> Extrait du texte:
══════════

Pourquoi attendre ? L’une des raisons est qu’il n’est pas certain que les chiffres préliminaires suggérant une croissance plus rapide du PIB au cours des deuxième et troisième trimestres 2014 ne soient pas prochainement révisés à la baisse. Plus largement, étant donné la lenteur de la reprise jusqu’à présent et vu la faiblesse des taux d’inflation, il semble qu’il y ait davantage de raisons nous amenant à craindre une hausse prématurée des taux plutôt que de craindre d’attendre encore quelques mois.

══════════

> Lignes de données:
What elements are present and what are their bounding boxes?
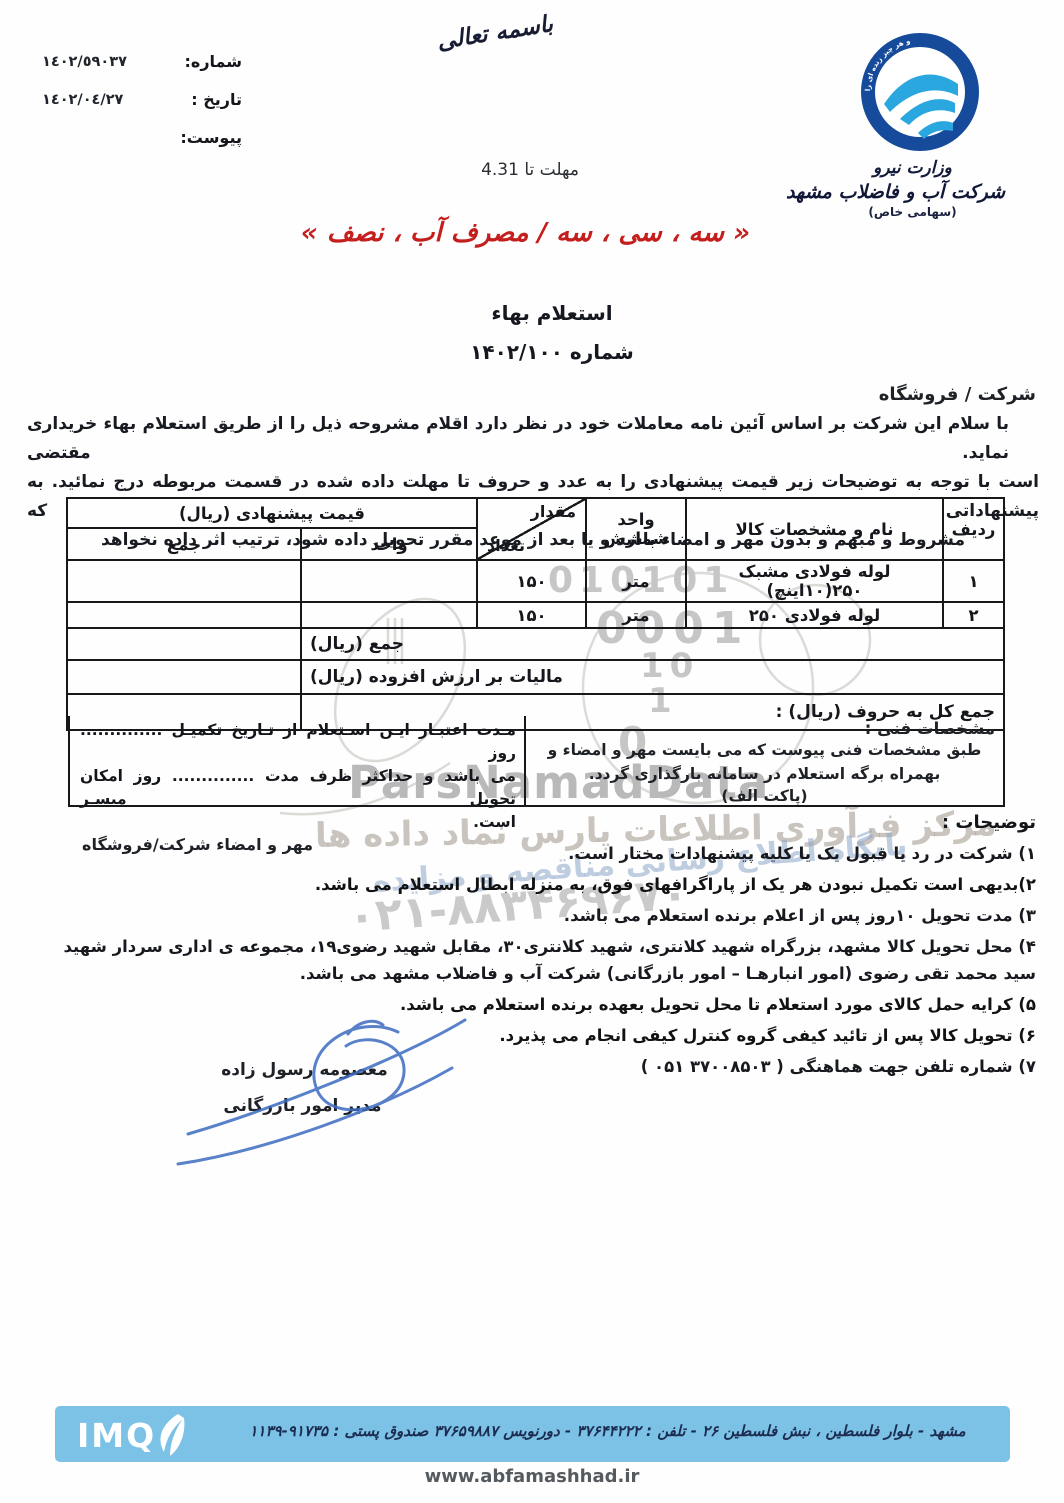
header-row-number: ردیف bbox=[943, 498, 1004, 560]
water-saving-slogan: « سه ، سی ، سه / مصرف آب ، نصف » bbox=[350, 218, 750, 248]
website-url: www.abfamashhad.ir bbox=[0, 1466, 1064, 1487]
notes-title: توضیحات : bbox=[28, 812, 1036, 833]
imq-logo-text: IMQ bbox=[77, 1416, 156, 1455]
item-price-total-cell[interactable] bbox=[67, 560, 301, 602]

══════════

> Série de tâches:
1. Répondez à ces questions sur le passage consacré à la hausse des taux :
(a) Quels trimestres de 2014 sont visés par les chiffres préliminaires sur le PIB ?
(b) Quels deux éléments, selon le passage, poussent plus largement à craindre une hausse trop rapide des taux ?
(c) Combien de temps d'attente en plus le passage envisage-t-il ?
2. Reprenez le passage sur la hausse des taux à la suite de sa dernière phrase et écrivez la suite.
Le listing ne sert à rien ici.

> Réponses par tâche:
1.
(a) Les deuxième et troisième trimestres 2014.
(b) La lenteur de la reprise et la faiblesse des taux d'inflation.
(c) Quelques mois.

2.
Cependant, on entend parfois certains dire que la Fed doit faire attention lorsqu’elle élèvera ses taux d’intérêt, parce qu’un tel resserrement peut déstabiliser le marché boursier. Il n’y a pas eu de krach boursier lors des deux dernières fois que la Fed a relevé ses taux d’intérêt. Rappelons que la Fed cherche à accroître les taux d’intérêt à un moment où l’économie a une solide force d’impulsion. Rappelons aussi que les gens qui investissent dans les actions le font en cherchant à anticiper ce qui se passera plus tard et que les investisseurs sont conscients depuis quelques temps déjà que la Fed va probablement relever ses taux d’intérêt en 2015. Les hausses du taux des fonds fédéraux de février 1994 et de juin 2004 laissèrent le marché boursier avec davantage de marge pour croître et cela peut encore être le cas cette fois-ci.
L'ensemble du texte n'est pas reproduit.